▶ _RECORDS TO USE_

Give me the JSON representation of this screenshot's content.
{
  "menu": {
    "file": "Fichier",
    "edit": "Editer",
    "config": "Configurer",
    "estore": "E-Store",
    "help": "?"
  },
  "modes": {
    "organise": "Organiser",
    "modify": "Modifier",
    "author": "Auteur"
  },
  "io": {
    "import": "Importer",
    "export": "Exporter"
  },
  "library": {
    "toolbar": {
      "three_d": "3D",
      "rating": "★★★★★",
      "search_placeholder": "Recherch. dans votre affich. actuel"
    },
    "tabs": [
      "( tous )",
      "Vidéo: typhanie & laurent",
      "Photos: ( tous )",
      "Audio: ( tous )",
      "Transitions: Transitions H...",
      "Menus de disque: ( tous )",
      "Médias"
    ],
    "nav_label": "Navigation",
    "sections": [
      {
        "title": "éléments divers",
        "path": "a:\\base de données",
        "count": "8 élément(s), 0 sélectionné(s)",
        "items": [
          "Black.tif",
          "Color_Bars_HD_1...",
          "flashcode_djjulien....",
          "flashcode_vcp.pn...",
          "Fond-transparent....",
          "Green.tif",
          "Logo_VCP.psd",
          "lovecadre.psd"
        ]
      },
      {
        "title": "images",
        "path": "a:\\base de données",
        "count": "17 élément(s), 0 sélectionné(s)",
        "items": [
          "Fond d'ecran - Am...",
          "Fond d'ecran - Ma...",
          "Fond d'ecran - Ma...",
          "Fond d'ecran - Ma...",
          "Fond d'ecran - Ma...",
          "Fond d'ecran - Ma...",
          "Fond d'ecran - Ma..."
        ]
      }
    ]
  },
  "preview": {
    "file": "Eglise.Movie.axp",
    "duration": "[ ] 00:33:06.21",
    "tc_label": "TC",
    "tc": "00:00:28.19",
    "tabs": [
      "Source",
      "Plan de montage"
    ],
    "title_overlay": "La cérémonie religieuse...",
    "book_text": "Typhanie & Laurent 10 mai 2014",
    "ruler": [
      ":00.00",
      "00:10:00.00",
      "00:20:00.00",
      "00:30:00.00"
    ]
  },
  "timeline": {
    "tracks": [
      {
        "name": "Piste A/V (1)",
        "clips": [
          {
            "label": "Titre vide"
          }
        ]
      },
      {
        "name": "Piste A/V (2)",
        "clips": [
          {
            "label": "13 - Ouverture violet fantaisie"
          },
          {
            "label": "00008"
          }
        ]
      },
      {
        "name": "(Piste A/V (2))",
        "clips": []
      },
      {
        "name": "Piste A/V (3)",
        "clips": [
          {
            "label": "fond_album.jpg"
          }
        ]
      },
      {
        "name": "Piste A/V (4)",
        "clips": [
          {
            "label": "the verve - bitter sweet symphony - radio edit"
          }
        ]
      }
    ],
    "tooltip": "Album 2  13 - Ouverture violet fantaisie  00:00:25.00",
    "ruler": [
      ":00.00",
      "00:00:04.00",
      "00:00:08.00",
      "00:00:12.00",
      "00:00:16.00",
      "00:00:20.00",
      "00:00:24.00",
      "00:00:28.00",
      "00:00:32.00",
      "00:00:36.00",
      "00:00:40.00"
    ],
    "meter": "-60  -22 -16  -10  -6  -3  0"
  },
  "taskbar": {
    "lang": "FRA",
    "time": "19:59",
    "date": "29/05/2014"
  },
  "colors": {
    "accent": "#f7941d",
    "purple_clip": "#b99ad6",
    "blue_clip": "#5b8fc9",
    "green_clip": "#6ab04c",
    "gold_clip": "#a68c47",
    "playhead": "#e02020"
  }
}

▶ _PROBLEM_
Extract every entry in the listing word for word.

▶ _RESPONSE_
Give me the JSON representation of this screenshot's content.
{
  "menu": {
    "file": "Fichier",
    "edit": "Editer",
    "config": "Configurer",
    "estore": "E-Store",
    "help": "?"
  },
  "modes": {
    "organise": "Organiser",
    "modify": "Modifier",
    "author": "Auteur"
  },
  "io": {
    "import": "Importer",
    "export": "Exporter"
  },
  "library": {
    "toolbar": {
      "three_d": "3D",
      "rating": "★★★★★",
      "search_placeholder": "Recherch. dans votre affich. actuel"
    },
    "tabs": [
      "( tous )",
      "Vidéo: typhanie & laurent",
      "Photos: ( tous )",
      "Audio: ( tous )",
      "Transitions: Transitions H...",
      "Menus de disque: ( tous )",
      "Médias"
    ],
    "nav_label": "Navigation",
    "sections": [
      {
        "title": "éléments divers",
        "path": "a:\\base de données",
        "count": "8 élément(s), 0 sélectionné(s)",
        "items": [
          "Black.tif",
          "Color_Bars_HD_1...",
          "flashcode_djjulien....",
          "flashcode_vcp.pn...",
          "Fond-transparent....",
          "Green.tif",
          "Logo_VCP.psd",
          "lovecadre.psd"
        ]
      },
      {
        "title": "images",
        "path": "a:\\base de données",
        "count": "17 élément(s), 0 sélectionné(s)",
        "items": [
          "Fond d'ecran - Am...",
          "Fond d'ecran - Ma...",
          "Fond d'ecran - Ma...",
          "Fond d'ecran - Ma...",
          "Fond d'ecran - Ma...",
          "Fond d'ecran - Ma...",
          "Fond d'ecran - Ma..."
        ]
      }
    ]
  },
  "preview": {
    "file": "Eglise.Movie.axp",
    "duration": "[ ] 00:33:06.21",
    "tc_label": "TC",
    "tc": "00:00:28.19",
    "tabs": [
      "Source",
      "Plan de montage"
    ],
    "title_overlay": "La cérémonie religieuse...",
    "book_text": "Typhanie & Laurent 10 mai 2014",
    "ruler": [
      ":00.00",
      "00:10:00.00",
      "00:20:00.00",
      "00:30:00.00"
    ]
  },
  "timeline": {
    "tracks": [
      {
        "name": "Piste A/V (1)",
        "clips": [
          {
            "label": "Titre vide"
          }
        ]
      },
      {
        "name": "Piste A/V (2)",
        "clips": [
          {
            "label": "13 - Ouverture violet fantaisie"
          },
          {
            "label": "00008"
          }
        ]
      },
      {
        "name": "(Piste A/V (2))",
        "clips": []
      },
      {
        "name": "Piste A/V (3)",
        "clips": [
          {
            "label": "fond_album.jpg"
          }
        ]
      },
      {
        "name": "Piste A/V (4)",
        "clips": [
          {
            "label": "the verve - bitter sweet symphony - radio edit"
          }
        ]
      }
    ],
    "tooltip": "Album 2  13 - Ouverture violet fantaisie  00:00:25.00",
    "ruler": [
      ":00.00",
      "00:00:04.00",
      "00:00:08.00",
      "00:00:12.00",
      "00:00:16.00",
      "00:00:20.00",
      "00:00:24.00",
      "00:00:28.00",
      "00:00:32.00",
      "00:00:36.00",
      "00:00:40.00"
    ],
    "meter": "-60  -22 -16  -10  -6  -3  0"
  },
  "taskbar": {
    "lang": "FRA",
    "time": "19:59",
    "date": "29/05/2014"
  },
  "colors": {
    "accent": "#f7941d",
    "purple_clip": "#b99ad6",
    "blue_clip": "#5b8fc9",
    "green_clip": "#6ab04c",
    "gold_clip": "#a68c47",
    "playhead": "#e02020"
  }
}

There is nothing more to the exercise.